TASK DESCRIPTION
Repeat exactly each line of the data provided below.

INPUT MATERIAL
==================================================

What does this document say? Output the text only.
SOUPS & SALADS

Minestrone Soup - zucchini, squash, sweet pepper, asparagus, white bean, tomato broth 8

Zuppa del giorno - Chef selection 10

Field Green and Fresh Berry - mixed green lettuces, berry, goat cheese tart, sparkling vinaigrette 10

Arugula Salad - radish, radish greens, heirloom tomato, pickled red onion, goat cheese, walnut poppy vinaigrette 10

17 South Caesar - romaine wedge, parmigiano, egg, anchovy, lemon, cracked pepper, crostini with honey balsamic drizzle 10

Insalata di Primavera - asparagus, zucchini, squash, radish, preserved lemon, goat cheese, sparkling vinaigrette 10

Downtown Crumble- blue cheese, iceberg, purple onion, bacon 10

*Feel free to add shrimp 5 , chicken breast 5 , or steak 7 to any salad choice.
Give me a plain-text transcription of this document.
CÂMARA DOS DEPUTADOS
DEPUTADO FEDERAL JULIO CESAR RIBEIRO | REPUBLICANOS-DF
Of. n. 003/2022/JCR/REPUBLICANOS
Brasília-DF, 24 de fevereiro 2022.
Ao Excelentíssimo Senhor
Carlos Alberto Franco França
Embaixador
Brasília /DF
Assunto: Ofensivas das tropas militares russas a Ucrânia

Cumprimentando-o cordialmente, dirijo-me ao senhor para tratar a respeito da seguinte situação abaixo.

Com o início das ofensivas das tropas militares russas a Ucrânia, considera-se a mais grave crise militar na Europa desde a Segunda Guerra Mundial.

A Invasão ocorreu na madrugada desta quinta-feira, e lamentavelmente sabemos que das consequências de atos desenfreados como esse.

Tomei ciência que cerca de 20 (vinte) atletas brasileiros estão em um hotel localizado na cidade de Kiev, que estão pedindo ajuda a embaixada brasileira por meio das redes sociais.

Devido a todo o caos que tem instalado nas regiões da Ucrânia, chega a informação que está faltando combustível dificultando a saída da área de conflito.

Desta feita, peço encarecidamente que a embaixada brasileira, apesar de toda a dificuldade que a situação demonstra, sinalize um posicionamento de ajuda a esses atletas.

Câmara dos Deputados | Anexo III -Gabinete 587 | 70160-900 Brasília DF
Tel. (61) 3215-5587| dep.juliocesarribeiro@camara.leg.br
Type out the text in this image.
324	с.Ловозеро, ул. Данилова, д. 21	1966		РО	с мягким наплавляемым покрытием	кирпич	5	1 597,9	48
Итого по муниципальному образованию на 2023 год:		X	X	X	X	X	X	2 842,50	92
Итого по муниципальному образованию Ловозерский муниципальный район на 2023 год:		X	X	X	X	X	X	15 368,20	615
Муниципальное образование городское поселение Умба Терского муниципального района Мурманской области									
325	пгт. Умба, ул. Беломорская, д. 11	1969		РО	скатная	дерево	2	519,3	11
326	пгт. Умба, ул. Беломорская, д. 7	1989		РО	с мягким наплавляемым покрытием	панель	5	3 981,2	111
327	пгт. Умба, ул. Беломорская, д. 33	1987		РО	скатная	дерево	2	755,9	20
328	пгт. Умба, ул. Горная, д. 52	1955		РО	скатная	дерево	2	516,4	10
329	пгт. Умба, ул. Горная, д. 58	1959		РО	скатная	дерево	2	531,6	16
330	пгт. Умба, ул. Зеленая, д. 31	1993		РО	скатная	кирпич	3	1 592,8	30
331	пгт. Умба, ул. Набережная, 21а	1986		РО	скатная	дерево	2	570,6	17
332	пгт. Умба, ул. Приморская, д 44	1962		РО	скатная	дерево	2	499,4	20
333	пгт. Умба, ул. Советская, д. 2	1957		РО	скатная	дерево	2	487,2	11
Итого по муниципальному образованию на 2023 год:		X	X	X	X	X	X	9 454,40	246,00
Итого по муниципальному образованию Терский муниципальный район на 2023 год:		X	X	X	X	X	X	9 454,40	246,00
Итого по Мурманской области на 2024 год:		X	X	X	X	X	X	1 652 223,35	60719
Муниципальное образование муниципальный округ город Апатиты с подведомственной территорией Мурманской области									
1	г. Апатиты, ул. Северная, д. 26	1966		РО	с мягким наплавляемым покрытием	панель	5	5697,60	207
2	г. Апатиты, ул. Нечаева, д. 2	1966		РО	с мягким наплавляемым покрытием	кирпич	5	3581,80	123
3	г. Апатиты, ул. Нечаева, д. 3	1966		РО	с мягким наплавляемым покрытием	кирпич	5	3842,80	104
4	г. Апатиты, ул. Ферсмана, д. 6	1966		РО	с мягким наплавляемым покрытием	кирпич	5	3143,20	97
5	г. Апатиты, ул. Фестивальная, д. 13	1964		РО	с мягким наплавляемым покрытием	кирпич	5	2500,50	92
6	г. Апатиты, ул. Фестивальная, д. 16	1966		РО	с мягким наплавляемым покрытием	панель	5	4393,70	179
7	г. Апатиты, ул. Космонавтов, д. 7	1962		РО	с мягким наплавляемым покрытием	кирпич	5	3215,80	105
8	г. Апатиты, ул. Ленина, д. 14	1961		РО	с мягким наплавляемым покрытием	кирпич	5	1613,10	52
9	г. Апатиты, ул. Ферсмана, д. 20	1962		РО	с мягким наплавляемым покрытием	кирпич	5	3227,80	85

==================================================

RESPONSE TO THE TASK
What does this document say? Output the text only.
SOUPS & SALADS

Minestrone Soup - zucchini, squash, sweet pepper, asparagus, white bean, tomato broth 8

Zuppa del giorno - Chef selection 10

Field Green and Fresh Berry - mixed green lettuces, berry, goat cheese tart, sparkling vinaigrette 10

Arugula Salad - radish, radish greens, heirloom tomato, pickled red onion, goat cheese, walnut poppy vinaigrette 10

17 South Caesar - romaine wedge, parmigiano, egg, anchovy, lemon, cracked pepper, crostini with honey balsamic drizzle 10

Insalata di Primavera - asparagus, zucchini, squash, radish, preserved lemon, goat cheese, sparkling vinaigrette 10

Downtown Crumble- blue cheese, iceberg, purple onion, bacon 10

*Feel free to add shrimp 5 , chicken breast 5 , or steak 7 to any salad choice.
Give me a plain-text transcription of this document.
CÂMARA DOS DEPUTADOS
DEPUTADO FEDERAL JULIO CESAR RIBEIRO | REPUBLICANOS-DF
Of. n. 003/2022/JCR/REPUBLICANOS
Brasília-DF, 24 de fevereiro 2022.
Ao Excelentíssimo Senhor
Carlos Alberto Franco França
Embaixador
Brasília /DF
Assunto: Ofensivas das tropas militares russas a Ucrânia

Cumprimentando-o cordialmente, dirijo-me ao senhor para tratar a respeito da seguinte situação abaixo.

Com o início das ofensivas das tropas militares russas a Ucrânia, considera-se a mais grave crise militar na Europa desde a Segunda Guerra Mundial.

A Invasão ocorreu na madrugada desta quinta-feira, e lamentavelmente sabemos que das consequências de atos desenfreados como esse.

Tomei ciência que cerca de 20 (vinte) atletas brasileiros estão em um hotel localizado na cidade de Kiev, que estão pedindo ajuda a embaixada brasileira por meio das redes sociais.

Devido a todo o caos que tem instalado nas regiões da Ucrânia, chega a informação que está faltando combustível dificultando a saída da área de conflito.

Desta feita, peço encarecidamente que a embaixada brasileira, apesar de toda a dificuldade que a situação demonstra, sinalize um posicionamento de ajuda a esses atletas.

Câmara dos Deputados | Anexo III -Gabinete 587 | 70160-900 Brasília DF
Tel. (61) 3215-5587| dep.juliocesarribeiro@camara.leg.br
Type out the text in this image.
324	с.Ловозеро, ул. Данилова, д. 21	1966		РО	с мягким наплавляемым покрытием	кирпич	5	1 597,9	48
Итого по муниципальному образованию на 2023 год:		X	X	X	X	X	X	2 842,50	92
Итого по муниципальному образованию Ловозерский муниципальный район на 2023 год:		X	X	X	X	X	X	15 368,20	615
Муниципальное образование городское поселение Умба Терского муниципального района Мурманской области									
325	пгт. Умба, ул. Беломорская, д. 11	1969		РО	скатная	дерево	2	519,3	11
326	пгт. Умба, ул. Беломорская, д. 7	1989		РО	с мягким наплавляемым покрытием	панель	5	3 981,2	111
327	пгт. Умба, ул. Беломорская, д. 33	1987		РО	скатная	дерево	2	755,9	20
328	пгт. Умба, ул. Горная, д. 52	1955		РО	скатная	дерево	2	516,4	10
329	пгт. Умба, ул. Горная, д. 58	1959		РО	скатная	дерево	2	531,6	16
330	пгт. Умба, ул. Зеленая, д. 31	1993		РО	скатная	кирпич	3	1 592,8	30
331	пгт. Умба, ул. Набережная, 21а	1986		РО	скатная	дерево	2	570,6	17
332	пгт. Умба, ул. Приморская, д 44	1962		РО	скатная	дерево	2	499,4	20
333	пгт. Умба, ул. Советская, д. 2	1957		РО	скатная	дерево	2	487,2	11
Итого по муниципальному образованию на 2023 год:		X	X	X	X	X	X	9 454,40	246,00
Итого по муниципальному образованию Терский муниципальный район на 2023 год:		X	X	X	X	X	X	9 454,40	246,00
Итого по Мурманской области на 2024 год:		X	X	X	X	X	X	1 652 223,35	60719
Муниципальное образование муниципальный округ город Апатиты с подведомственной территорией Мурманской области									
1	г. Апатиты, ул. Северная, д. 26	1966		РО	с мягким наплавляемым покрытием	панель	5	5697,60	207
2	г. Апатиты, ул. Нечаева, д. 2	1966		РО	с мягким наплавляемым покрытием	кирпич	5	3581,80	123
3	г. Апатиты, ул. Нечаева, д. 3	1966		РО	с мягким наплавляемым покрытием	кирпич	5	3842,80	104
4	г. Апатиты, ул. Ферсмана, д. 6	1966		РО	с мягким наплавляемым покрытием	кирпич	5	3143,20	97
5	г. Апатиты, ул. Фестивальная, д. 13	1964		РО	с мягким наплавляемым покрытием	кирпич	5	2500,50	92
6	г. Апатиты, ул. Фестивальная, д. 16	1966		РО	с мягким наплавляемым покрытием	панель	5	4393,70	179
7	г. Апатиты, ул. Космонавтов, д. 7	1962		РО	с мягким наплавляемым покрытием	кирпич	5	3215,80	105
8	г. Апатиты, ул. Ленина, д. 14	1961		РО	с мягким наплавляемым покрытием	кирпич	5	1613,10	52
9	г. Апатиты, ул. Ферсмана, д. 20	1962		РО	с мягким наплавляемым покрытием	кирпич	5	3227,80	85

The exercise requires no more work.